━━━ Data shown ━━━

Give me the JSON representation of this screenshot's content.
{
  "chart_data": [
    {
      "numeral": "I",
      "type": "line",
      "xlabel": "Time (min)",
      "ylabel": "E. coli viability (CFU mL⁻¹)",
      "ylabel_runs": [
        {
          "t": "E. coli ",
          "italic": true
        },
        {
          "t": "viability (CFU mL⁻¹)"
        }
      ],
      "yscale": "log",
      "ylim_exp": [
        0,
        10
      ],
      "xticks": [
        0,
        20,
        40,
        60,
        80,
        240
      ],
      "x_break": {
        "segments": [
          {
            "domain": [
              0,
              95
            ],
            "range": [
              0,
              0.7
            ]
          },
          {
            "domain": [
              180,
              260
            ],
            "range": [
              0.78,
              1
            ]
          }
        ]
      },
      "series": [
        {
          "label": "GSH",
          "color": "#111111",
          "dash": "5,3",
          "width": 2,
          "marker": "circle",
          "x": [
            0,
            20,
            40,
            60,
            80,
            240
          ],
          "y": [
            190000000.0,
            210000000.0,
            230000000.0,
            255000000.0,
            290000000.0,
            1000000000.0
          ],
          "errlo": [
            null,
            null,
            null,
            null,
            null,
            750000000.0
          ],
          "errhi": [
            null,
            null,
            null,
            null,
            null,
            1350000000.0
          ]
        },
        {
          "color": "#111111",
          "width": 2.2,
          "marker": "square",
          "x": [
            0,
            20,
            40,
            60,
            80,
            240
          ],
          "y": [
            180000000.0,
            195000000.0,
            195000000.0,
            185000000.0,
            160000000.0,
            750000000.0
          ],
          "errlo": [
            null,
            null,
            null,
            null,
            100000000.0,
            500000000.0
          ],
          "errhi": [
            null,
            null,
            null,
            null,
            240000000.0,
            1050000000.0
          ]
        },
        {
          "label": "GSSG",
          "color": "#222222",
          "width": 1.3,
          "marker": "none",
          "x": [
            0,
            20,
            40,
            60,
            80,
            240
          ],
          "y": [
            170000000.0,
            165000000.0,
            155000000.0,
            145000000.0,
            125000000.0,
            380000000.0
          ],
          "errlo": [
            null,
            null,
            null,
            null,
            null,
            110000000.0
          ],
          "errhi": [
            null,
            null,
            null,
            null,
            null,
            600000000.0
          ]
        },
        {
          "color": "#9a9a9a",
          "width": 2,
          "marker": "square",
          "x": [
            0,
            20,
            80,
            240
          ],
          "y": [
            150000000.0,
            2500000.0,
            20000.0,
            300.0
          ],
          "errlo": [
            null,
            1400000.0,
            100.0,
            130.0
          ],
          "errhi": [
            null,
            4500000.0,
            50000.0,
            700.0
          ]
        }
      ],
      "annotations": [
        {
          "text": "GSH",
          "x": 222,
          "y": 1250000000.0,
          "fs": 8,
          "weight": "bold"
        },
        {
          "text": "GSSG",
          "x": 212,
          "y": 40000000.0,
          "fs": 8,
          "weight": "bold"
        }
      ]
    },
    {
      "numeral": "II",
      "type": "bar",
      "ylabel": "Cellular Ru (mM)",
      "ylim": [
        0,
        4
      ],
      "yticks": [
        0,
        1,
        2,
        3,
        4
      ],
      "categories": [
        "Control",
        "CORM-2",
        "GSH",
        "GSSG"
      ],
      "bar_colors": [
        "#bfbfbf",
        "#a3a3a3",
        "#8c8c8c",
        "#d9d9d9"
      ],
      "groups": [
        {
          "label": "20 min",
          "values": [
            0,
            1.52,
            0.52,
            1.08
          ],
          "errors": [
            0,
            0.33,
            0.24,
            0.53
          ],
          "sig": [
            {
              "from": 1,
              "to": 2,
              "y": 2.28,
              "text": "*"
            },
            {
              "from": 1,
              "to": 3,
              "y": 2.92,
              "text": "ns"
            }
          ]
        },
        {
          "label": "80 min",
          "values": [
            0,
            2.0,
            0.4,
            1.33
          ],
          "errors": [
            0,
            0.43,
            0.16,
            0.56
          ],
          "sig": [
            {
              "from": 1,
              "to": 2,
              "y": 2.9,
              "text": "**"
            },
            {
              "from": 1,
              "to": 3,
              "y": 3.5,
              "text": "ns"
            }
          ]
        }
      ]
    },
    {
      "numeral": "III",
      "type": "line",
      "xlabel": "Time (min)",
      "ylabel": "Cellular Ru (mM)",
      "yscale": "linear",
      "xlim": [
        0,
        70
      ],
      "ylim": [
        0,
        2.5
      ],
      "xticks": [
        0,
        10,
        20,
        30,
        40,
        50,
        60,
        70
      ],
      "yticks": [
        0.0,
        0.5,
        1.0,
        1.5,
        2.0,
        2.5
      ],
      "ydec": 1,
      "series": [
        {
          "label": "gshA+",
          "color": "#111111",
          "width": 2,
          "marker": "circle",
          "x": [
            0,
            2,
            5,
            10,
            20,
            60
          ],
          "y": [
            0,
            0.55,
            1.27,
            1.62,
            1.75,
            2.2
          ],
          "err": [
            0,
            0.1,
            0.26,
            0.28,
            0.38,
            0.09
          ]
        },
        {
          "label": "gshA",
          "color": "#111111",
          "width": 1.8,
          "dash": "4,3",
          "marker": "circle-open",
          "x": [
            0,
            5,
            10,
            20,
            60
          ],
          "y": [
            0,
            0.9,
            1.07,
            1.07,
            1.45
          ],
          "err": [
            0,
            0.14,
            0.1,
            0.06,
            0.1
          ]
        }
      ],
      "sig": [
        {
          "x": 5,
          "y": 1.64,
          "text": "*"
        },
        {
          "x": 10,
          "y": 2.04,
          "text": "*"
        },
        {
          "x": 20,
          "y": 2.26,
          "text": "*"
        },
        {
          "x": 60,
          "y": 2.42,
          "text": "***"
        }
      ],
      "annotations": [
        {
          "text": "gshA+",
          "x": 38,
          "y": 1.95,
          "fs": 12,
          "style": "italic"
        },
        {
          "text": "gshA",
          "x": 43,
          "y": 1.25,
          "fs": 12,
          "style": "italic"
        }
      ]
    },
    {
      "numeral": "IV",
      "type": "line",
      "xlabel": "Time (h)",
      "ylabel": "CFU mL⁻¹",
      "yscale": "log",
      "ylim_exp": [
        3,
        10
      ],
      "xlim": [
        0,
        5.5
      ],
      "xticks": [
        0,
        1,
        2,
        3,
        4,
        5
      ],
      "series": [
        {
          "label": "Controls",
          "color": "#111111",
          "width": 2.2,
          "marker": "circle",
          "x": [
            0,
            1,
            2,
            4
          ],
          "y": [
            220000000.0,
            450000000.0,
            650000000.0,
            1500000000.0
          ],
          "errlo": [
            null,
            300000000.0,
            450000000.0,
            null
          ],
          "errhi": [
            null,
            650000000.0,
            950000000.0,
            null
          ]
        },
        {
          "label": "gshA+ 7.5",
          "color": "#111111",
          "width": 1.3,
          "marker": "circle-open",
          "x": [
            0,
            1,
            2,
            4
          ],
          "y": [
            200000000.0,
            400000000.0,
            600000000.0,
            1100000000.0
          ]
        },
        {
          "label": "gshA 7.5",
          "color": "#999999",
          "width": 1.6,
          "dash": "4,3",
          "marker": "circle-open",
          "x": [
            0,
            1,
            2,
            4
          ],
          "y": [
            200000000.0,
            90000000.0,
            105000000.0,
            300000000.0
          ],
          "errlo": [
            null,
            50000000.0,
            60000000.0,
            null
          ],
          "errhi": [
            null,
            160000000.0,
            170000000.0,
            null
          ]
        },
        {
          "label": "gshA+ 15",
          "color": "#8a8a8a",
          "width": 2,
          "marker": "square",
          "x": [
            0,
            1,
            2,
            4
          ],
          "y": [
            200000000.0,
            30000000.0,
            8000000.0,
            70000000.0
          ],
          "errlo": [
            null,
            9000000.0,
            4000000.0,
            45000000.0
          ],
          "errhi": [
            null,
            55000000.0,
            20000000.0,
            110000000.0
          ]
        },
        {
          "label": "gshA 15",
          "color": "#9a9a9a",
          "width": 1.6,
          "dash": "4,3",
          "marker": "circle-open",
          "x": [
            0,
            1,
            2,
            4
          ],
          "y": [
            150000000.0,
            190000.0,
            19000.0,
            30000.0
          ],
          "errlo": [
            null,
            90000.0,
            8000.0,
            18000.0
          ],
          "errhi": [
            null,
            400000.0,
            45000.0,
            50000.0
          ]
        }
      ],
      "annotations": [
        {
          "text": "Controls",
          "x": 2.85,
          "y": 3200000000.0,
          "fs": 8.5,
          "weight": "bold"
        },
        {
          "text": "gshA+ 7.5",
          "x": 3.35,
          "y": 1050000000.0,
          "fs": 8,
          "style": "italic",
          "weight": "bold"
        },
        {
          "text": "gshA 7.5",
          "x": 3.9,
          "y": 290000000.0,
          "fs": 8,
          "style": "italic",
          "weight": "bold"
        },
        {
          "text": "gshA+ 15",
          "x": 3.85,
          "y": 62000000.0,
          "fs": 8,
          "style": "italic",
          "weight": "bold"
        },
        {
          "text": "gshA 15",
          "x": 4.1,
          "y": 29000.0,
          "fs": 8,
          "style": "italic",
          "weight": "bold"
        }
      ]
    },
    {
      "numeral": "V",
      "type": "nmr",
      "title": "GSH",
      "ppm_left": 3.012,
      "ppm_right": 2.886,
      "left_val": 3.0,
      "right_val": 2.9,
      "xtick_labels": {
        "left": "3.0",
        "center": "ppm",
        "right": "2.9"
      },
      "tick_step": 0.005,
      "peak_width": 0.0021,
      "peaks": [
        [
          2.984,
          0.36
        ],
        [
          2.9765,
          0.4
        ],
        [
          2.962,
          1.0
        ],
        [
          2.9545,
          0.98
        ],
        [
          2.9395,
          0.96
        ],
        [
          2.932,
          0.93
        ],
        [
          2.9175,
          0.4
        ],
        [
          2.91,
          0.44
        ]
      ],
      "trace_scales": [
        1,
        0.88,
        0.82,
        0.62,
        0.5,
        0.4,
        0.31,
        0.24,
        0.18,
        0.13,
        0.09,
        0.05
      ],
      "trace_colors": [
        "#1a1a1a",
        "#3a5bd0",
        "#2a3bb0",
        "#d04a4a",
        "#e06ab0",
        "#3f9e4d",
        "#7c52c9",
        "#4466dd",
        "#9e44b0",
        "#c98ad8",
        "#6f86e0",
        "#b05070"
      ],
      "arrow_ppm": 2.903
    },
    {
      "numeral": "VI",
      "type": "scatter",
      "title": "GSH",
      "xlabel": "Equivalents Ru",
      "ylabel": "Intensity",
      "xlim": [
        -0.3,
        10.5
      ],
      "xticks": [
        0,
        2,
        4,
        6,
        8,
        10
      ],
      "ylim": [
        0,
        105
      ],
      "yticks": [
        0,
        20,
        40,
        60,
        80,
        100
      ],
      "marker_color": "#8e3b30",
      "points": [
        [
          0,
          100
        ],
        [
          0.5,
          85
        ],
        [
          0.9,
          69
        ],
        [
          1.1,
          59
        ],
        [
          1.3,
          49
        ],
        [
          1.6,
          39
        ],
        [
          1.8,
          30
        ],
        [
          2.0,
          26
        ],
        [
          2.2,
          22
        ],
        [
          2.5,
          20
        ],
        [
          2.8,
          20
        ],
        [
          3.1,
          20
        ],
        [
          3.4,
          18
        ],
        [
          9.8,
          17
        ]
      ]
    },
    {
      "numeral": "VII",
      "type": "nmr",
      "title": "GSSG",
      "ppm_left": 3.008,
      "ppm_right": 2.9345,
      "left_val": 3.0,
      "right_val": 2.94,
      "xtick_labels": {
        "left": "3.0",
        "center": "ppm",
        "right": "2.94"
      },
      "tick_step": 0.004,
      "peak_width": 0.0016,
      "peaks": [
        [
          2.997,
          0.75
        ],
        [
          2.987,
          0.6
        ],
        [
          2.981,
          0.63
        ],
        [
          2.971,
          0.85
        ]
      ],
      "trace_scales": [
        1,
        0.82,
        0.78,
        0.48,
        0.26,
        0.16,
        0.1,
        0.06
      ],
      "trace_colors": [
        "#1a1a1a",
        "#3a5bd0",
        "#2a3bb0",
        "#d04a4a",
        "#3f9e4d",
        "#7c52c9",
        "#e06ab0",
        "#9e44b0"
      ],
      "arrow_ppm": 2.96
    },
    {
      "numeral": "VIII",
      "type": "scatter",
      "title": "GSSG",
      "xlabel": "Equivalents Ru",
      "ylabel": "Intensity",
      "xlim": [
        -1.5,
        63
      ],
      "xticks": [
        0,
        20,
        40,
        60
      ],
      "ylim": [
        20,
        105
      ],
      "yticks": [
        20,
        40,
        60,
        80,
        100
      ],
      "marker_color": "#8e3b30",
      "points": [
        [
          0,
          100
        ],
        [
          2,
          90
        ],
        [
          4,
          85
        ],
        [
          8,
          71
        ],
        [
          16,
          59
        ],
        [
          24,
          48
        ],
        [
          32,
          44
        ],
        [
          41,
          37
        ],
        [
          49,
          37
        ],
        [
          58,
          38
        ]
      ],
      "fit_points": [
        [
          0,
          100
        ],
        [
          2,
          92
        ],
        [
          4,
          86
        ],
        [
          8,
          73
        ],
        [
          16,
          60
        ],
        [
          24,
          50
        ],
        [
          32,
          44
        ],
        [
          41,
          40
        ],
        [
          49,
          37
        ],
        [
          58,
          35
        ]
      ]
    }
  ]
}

━━━

From the records above, how many lines include the word "GSSG"? Only the number is wanted.

5